Task instructions: Collect all lines from the records below that include the word "document".

Records shown:

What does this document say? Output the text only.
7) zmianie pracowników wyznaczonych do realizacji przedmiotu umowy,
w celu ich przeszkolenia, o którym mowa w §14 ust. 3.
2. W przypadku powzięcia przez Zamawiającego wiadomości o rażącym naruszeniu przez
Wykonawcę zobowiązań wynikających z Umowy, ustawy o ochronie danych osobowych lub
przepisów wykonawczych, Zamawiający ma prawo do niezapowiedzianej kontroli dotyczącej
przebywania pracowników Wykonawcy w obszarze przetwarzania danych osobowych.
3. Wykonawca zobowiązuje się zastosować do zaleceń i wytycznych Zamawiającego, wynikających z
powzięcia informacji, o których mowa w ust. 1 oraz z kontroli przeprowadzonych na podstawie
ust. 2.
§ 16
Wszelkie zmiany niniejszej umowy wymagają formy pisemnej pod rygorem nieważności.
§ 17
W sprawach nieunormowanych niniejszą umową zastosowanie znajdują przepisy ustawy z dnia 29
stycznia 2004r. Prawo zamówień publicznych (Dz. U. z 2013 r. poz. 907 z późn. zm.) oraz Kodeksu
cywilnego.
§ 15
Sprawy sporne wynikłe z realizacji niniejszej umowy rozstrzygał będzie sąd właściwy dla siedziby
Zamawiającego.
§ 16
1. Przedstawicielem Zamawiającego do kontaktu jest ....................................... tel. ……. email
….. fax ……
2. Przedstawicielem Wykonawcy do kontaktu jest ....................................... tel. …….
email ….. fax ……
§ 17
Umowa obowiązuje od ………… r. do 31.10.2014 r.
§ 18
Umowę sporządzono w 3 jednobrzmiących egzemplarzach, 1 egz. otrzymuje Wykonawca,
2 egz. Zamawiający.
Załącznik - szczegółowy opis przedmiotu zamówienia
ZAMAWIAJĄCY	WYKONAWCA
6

--

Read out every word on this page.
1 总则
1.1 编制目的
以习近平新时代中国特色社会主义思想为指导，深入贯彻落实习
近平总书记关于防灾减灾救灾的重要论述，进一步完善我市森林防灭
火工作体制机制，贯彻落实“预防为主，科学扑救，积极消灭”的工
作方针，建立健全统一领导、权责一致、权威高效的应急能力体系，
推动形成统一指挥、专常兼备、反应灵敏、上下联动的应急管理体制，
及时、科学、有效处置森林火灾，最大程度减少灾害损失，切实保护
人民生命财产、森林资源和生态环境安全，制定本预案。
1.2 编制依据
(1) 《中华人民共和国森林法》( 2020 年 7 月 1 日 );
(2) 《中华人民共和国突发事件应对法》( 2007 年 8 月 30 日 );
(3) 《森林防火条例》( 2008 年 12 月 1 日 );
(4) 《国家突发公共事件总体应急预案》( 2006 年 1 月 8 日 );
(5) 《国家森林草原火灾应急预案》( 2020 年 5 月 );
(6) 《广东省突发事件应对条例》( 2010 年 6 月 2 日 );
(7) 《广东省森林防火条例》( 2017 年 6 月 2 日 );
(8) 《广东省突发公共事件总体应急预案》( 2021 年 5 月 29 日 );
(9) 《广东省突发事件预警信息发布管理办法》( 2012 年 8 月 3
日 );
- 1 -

---

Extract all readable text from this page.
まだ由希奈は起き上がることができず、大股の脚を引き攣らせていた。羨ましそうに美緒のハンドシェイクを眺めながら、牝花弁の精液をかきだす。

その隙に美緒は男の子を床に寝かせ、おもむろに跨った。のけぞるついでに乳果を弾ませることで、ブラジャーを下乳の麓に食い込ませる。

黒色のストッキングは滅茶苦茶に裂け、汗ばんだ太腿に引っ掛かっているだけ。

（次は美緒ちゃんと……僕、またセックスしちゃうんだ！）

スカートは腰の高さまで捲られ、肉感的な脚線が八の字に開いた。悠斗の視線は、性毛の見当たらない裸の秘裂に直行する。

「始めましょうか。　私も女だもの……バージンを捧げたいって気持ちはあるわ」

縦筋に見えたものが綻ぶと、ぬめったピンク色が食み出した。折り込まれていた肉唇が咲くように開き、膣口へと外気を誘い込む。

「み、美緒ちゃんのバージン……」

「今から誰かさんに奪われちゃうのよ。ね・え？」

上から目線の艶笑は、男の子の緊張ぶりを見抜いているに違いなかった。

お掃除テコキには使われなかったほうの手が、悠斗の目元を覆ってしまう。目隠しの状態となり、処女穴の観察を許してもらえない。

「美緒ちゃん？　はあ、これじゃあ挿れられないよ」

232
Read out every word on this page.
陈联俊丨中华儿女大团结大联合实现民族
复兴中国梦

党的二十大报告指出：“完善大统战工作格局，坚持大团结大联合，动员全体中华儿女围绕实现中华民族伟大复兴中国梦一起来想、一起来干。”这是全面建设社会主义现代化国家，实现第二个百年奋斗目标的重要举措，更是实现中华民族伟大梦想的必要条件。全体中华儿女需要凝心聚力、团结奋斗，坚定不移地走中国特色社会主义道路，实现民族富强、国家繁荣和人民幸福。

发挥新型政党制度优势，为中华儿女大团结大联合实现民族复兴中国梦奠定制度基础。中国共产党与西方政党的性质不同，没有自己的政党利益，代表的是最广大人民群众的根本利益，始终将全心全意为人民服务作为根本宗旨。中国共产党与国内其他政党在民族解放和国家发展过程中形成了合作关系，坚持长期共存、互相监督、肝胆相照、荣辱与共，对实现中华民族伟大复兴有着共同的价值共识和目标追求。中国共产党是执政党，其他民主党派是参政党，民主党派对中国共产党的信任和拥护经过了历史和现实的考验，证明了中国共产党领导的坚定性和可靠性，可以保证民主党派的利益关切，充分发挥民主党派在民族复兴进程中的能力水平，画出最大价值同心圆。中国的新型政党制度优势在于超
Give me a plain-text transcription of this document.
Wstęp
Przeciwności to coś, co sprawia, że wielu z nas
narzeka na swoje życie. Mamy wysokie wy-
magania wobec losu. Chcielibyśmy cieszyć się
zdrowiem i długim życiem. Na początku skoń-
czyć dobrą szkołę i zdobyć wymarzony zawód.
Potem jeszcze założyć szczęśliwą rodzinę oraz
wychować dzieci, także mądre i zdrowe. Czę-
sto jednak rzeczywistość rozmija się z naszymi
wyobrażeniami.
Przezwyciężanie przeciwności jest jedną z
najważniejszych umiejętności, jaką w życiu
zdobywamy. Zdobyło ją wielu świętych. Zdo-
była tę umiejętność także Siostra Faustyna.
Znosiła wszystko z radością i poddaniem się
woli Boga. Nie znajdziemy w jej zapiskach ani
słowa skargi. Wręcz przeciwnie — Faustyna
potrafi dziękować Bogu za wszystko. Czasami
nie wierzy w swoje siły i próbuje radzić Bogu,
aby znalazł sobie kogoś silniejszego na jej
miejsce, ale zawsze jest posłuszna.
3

Full output:
What does this document say? Output the text only.
Give me a plain-text transcription of this document.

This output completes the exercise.